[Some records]
** Start **

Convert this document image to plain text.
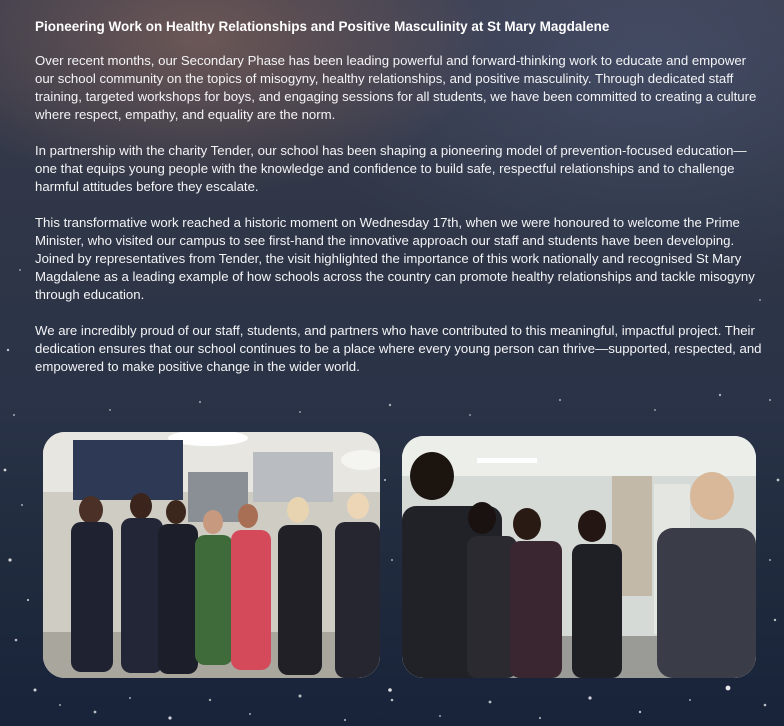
Pioneering Work on Healthy Relationships and Positive Masculinity at St Mary Magdalene

Over recent months, our Secondary Phase has been leading powerful and forward-thinking work to educate and empower our school community on the topics of misogyny, healthy relationships, and positive masculinity. Through dedicated staff training, targeted workshops for boys, and engaging sessions for all students, we have been committed to creating a culture where respect, empathy, and equality are the norm.

In partnership with the charity Tender, our school has been shaping a pioneering model of prevention-focused education—one that equips young people with the knowledge and confidence to build safe, respectful relationships and to challenge harmful attitudes before they escalate.

This transformative work reached a historic moment on Wednesday 17th, when we were honoured to welcome the Prime Minister, who visited our campus to see first-hand the innovative approach our staff and students have been developing. Joined by representatives from Tender, the visit highlighted the importance of this work nationally and recognised St Mary Magdalene as a leading example of how schools across the country can promote healthy relationships and tackle misogyny through education.

We are incredibly proud of our staff, students, and partners who have contributed to this meaningful, impactful project. Their dedication ensures that our school continues to be a place where every young person can thrive—supported, respected, and empowered to make positive change in the wider world.
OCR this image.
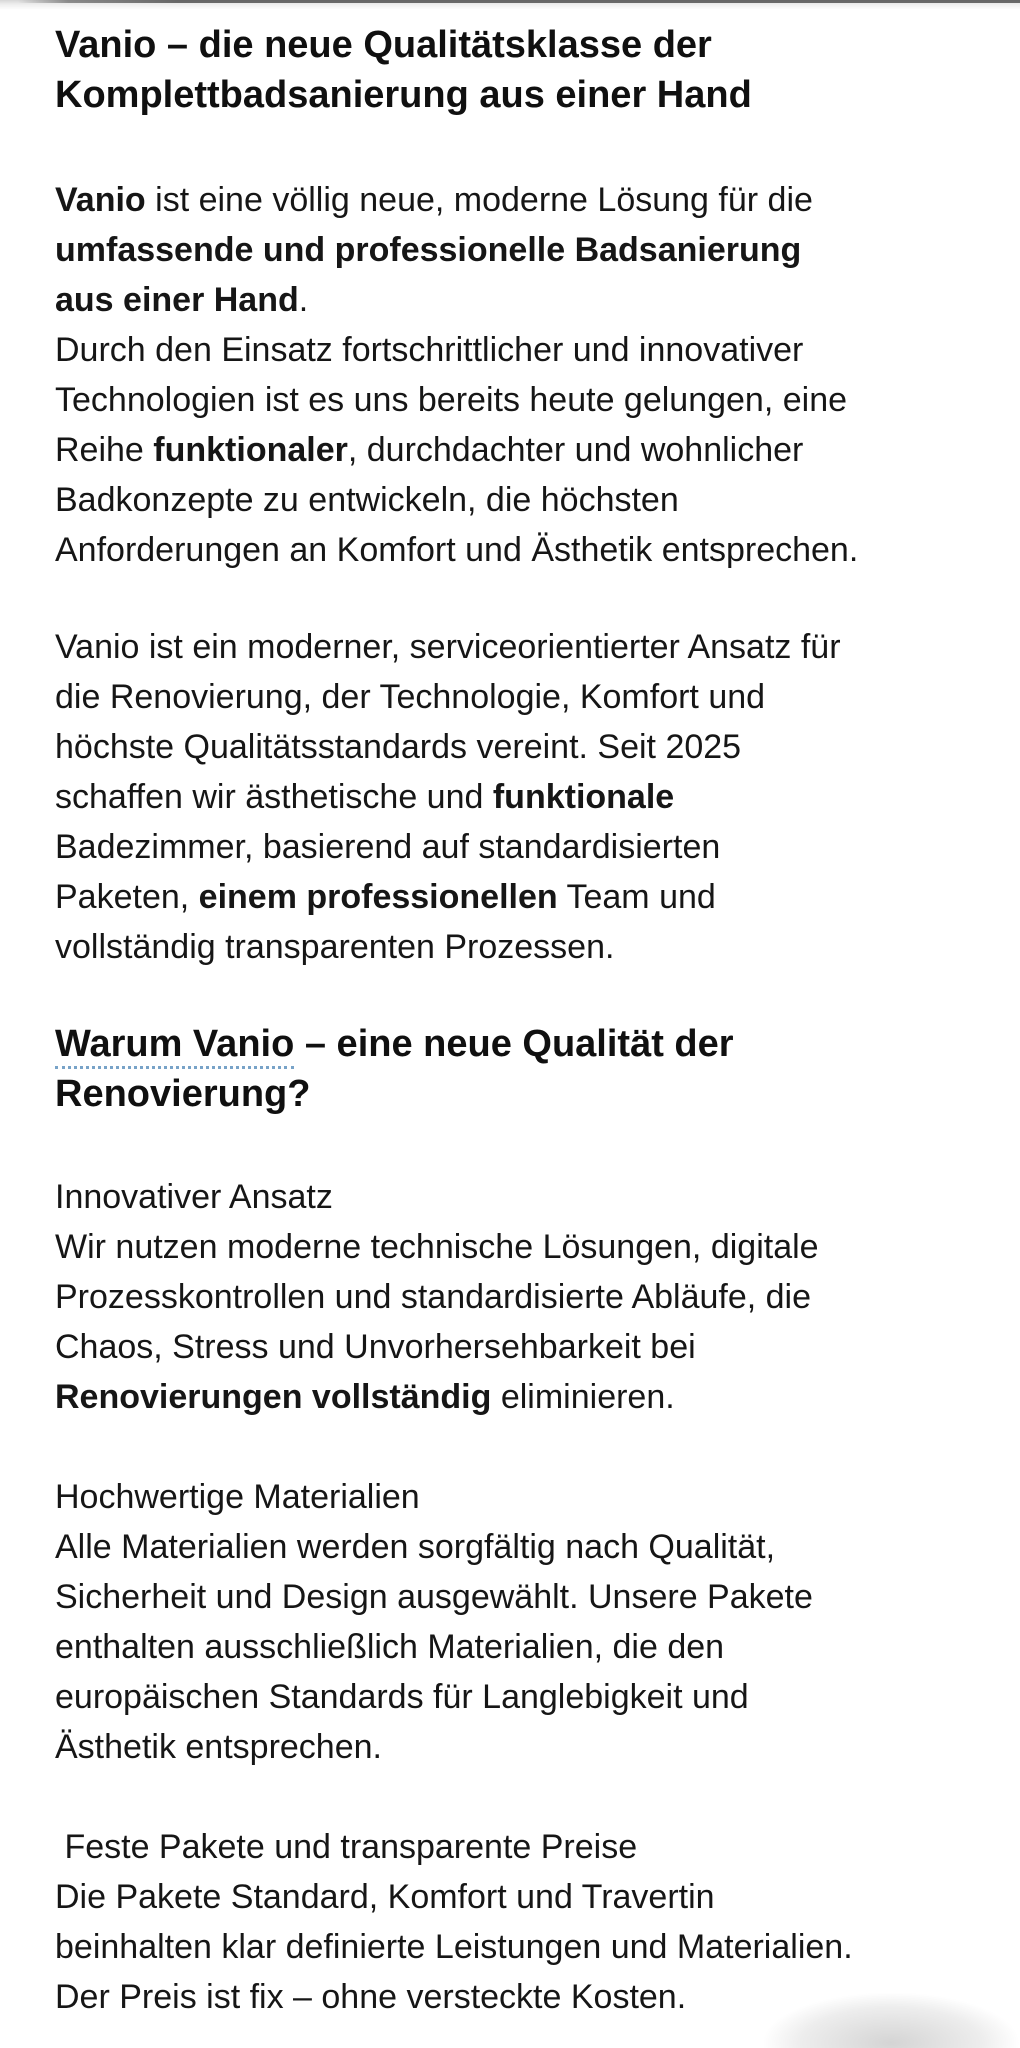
Vanio – die neue Qualitätsklasse der
Komplettbadsanierung aus einer Hand
Vanio ist eine völlig neue, moderne Lösung für die
umfassende und professionelle Badsanierung
aus einer Hand.
Durch den Einsatz fortschrittlicher und innovativer
Technologien ist es uns bereits heute gelungen, eine
Reihe funktionaler, durchdachter und wohnlicher
Badkonzepte zu entwickeln, die höchsten
Anforderungen an Komfort und Ästhetik entsprechen.
Vanio ist ein moderner, serviceorientierter Ansatz für
die Renovierung, der Technologie, Komfort und
höchste Qualitätsstandards vereint. Seit 2025
schaffen wir ästhetische und funktionale
Badezimmer, basierend auf standardisierten
Paketen, einem professionellen Team und
vollständig transparenten Prozessen.
Warum Vanio – eine neue Qualität der
Renovierung?
Innovativer Ansatz
Wir nutzen moderne technische Lösungen, digitale
Prozesskontrollen und standardisierte Abläufe, die
Chaos, Stress und Unvorhersehbarkeit bei
Renovierungen vollständig eliminieren.
Hochwertige Materialien
Alle Materialien werden sorgfältig nach Qualität,
Sicherheit und Design ausgewählt. Unsere Pakete
enthalten ausschließlich Materialien, die den
europäischen Standards für Langlebigkeit und
Ästhetik entsprechen.
Feste Pakete und transparente Preise
Die Pakete Standard, Komfort und Travertin
beinhalten klar definierte Leistungen und Materialien.
Der Preis ist fix – ohne versteckte Kosten.
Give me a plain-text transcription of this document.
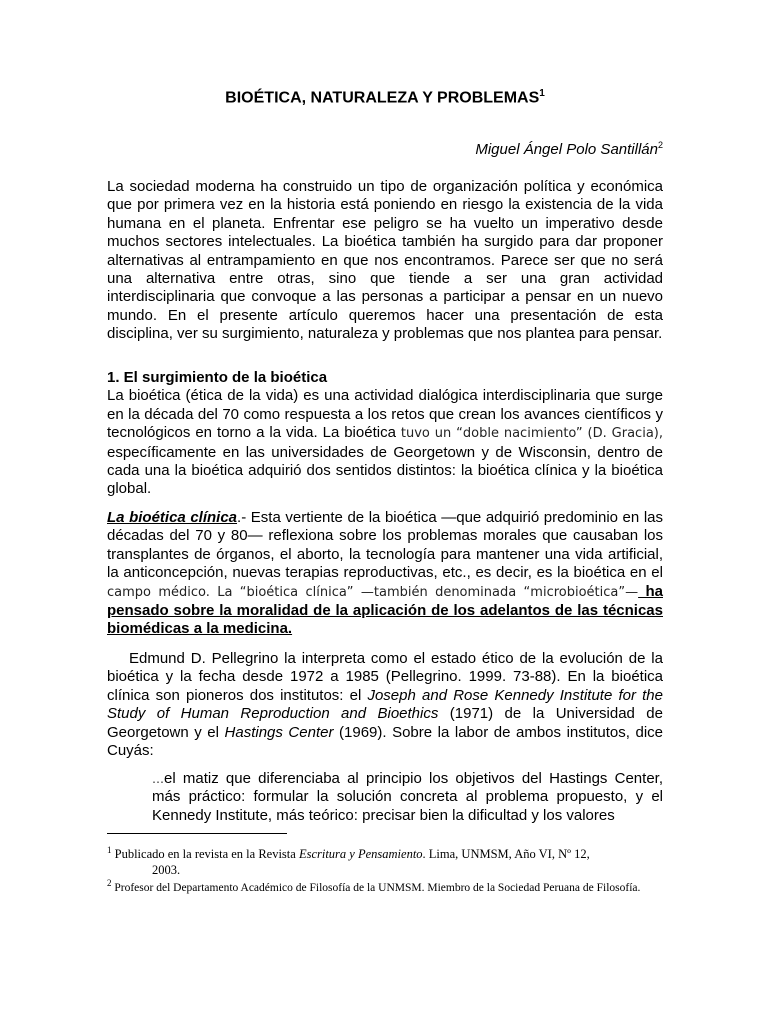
BIOÉTICA, NATURALEZA Y PROBLEMAS$^1$

Miguel Ángel Polo Santillán$^2$

La sociedad moderna ha construido un tipo de organización política y económica que por primera vez en la historia está poniendo en riesgo la existencia de la vida humana en el planeta. Enfrentar ese peligro se ha vuelto un imperativo desde muchos sectores intelectuales. La bioética también ha surgido para dar proponer alternativas al entrampamiento en que nos encontramos. Parece ser que no será una alternativa entre otras, sino que tiende a ser una gran actividad interdisciplinaria que convoque a las personas a participar a pensar en un nuevo mundo. En el presente artículo queremos hacer una presentación de esta disciplina, ver su surgimiento, naturaleza y problemas que nos plantea para pensar.

1. El surgimiento de la bioética

La bioética (ética de la vida) es una actividad dialógica interdisciplinaria que surge en la década del 70 como respuesta a los retos que crean los avances científicos y tecnológicos en torno a la vida. La bioética tuvo un “doble nacimiento” (D. Gracia), específicamente en las universidades de Georgetown y de Wisconsin, dentro de cada una la bioética adquirió dos sentidos distintos: la bioética clínica y la bioética global.

La bioética clínica.- Esta vertiente de la bioética —que adquirió predominio en las décadas del 70 y 80— reflexiona sobre los problemas morales que causaban los transplantes de órganos, el aborto, la tecnología para mantener una vida artificial, la anticoncepción, nuevas terapias reproductivas, etc., es decir, es la bioética en el campo médico. La “bioética clínica” —también denominada “microbioética”— ha pensado sobre la moralidad de la aplicación de los adelantos de las técnicas biomédicas a la medicina.

Edmund D. Pellegrino la interpreta como el estado ético de la evolución de la bioética y la fecha desde 1972 a 1985 (Pellegrino. 1999. 73-88). En la bioética clínica son pioneros dos institutos: el Joseph and Rose Kennedy Institute for the Study of Human Reproduction and Bioethics (1971) de la Universidad de Georgetown y el Hastings Center (1969). Sobre la labor de ambos institutos, dice Cuyás:

…el matiz que diferenciaba al principio los objetivos del Hastings Center, más práctico: formular la solución concreta al problema propuesto, y el Kennedy Institute, más teórico: precisar bien la dificultad y los valores

$^1$ Publicado en la revista en la Revista Escritura y Pensamiento. Lima, UNMSM, Año VI, Nº 12,
2003.
$^2$ Profesor del Departamento Académico de Filosofía de la UNMSM. Miembro de la Sociedad Peruana de Filosofía.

** End **

* **Task description**:
Leave the pictures out and output the rest of the listing exactly.

* **In response**:
Convert this document image to plain text.
Pioneering Work on Healthy Relationships and Positive Masculinity at St Mary Magdalene

Over recent months, our Secondary Phase has been leading powerful and forward-thinking work to educate and empower our school community on the topics of misogyny, healthy relationships, and positive masculinity. Through dedicated staff training, targeted workshops for boys, and engaging sessions for all students, we have been committed to creating a culture where respect, empathy, and equality are the norm.

In partnership with the charity Tender, our school has been shaping a pioneering model of prevention-focused education—one that equips young people with the knowledge and confidence to build safe, respectful relationships and to challenge harmful attitudes before they escalate.

This transformative work reached a historic moment on Wednesday 17th, when we were honoured to welcome the Prime Minister, who visited our campus to see first-hand the innovative approach our staff and students have been developing. Joined by representatives from Tender, the visit highlighted the importance of this work nationally and recognised St Mary Magdalene as a leading example of how schools across the country can promote healthy relationships and tackle misogyny through education.

We are incredibly proud of our staff, students, and partners who have contributed to this meaningful, impactful project. Their dedication ensures that our school continues to be a place where every young person can thrive—supported, respected, and empowered to make positive change in the wider world.
OCR this image.
Vanio – die neue Qualitätsklasse der
Komplettbadsanierung aus einer Hand
Vanio ist eine völlig neue, moderne Lösung für die
umfassende und professionelle Badsanierung
aus einer Hand.
Durch den Einsatz fortschrittlicher und innovativer
Technologien ist es uns bereits heute gelungen, eine
Reihe funktionaler, durchdachter und wohnlicher
Badkonzepte zu entwickeln, die höchsten
Anforderungen an Komfort und Ästhetik entsprechen.
Vanio ist ein moderner, serviceorientierter Ansatz für
die Renovierung, der Technologie, Komfort und
höchste Qualitätsstandards vereint. Seit 2025
schaffen wir ästhetische und funktionale
Badezimmer, basierend auf standardisierten
Paketen, einem professionellen Team und
vollständig transparenten Prozessen.
Warum Vanio – eine neue Qualität der
Renovierung?
Innovativer Ansatz
Wir nutzen moderne technische Lösungen, digitale
Prozesskontrollen und standardisierte Abläufe, die
Chaos, Stress und Unvorhersehbarkeit bei
Renovierungen vollständig eliminieren.
Hochwertige Materialien
Alle Materialien werden sorgfältig nach Qualität,
Sicherheit und Design ausgewählt. Unsere Pakete
enthalten ausschließlich Materialien, die den
europäischen Standards für Langlebigkeit und
Ästhetik entsprechen.
Feste Pakete und transparente Preise
Die Pakete Standard, Komfort und Travertin
beinhalten klar definierte Leistungen und Materialien.
Der Preis ist fix – ohne versteckte Kosten.
Give me a plain-text transcription of this document.
BIOÉTICA, NATURALEZA Y PROBLEMAS$^1$

Miguel Ángel Polo Santillán$^2$

La sociedad moderna ha construido un tipo de organización política y económica que por primera vez en la historia está poniendo en riesgo la existencia de la vida humana en el planeta. Enfrentar ese peligro se ha vuelto un imperativo desde muchos sectores intelectuales. La bioética también ha surgido para dar proponer alternativas al entrampamiento en que nos encontramos. Parece ser que no será una alternativa entre otras, sino que tiende a ser una gran actividad interdisciplinaria que convoque a las personas a participar a pensar en un nuevo mundo. En el presente artículo queremos hacer una presentación de esta disciplina, ver su surgimiento, naturaleza y problemas que nos plantea para pensar.

1. El surgimiento de la bioética

La bioética (ética de la vida) es una actividad dialógica interdisciplinaria que surge en la década del 70 como respuesta a los retos que crean los avances científicos y tecnológicos en torno a la vida. La bioética tuvo un “doble nacimiento” (D. Gracia), específicamente en las universidades de Georgetown y de Wisconsin, dentro de cada una la bioética adquirió dos sentidos distintos: la bioética clínica y la bioética global.

La bioética clínica.- Esta vertiente de la bioética —que adquirió predominio en las décadas del 70 y 80— reflexiona sobre los problemas morales que causaban los transplantes de órganos, el aborto, la tecnología para mantener una vida artificial, la anticoncepción, nuevas terapias reproductivas, etc., es decir, es la bioética en el campo médico. La “bioética clínica” —también denominada “microbioética”— ha pensado sobre la moralidad de la aplicación de los adelantos de las técnicas biomédicas a la medicina.

Edmund D. Pellegrino la interpreta como el estado ético de la evolución de la bioética y la fecha desde 1972 a 1985 (Pellegrino. 1999. 73-88). En la bioética clínica son pioneros dos institutos: el Joseph and Rose Kennedy Institute for the Study of Human Reproduction and Bioethics (1971) de la Universidad de Georgetown y el Hastings Center (1969). Sobre la labor de ambos institutos, dice Cuyás:

…el matiz que diferenciaba al principio los objetivos del Hastings Center, más práctico: formular la solución concreta al problema propuesto, y el Kennedy Institute, más teórico: precisar bien la dificultad y los valores

$^1$ Publicado en la revista en la Revista Escritura y Pensamiento. Lima, UNMSM, Año VI, Nº 12,
2003.
$^2$ Profesor del Departamento Académico de Filosofía de la UNMSM. Miembro de la Sociedad Peruana de Filosofía.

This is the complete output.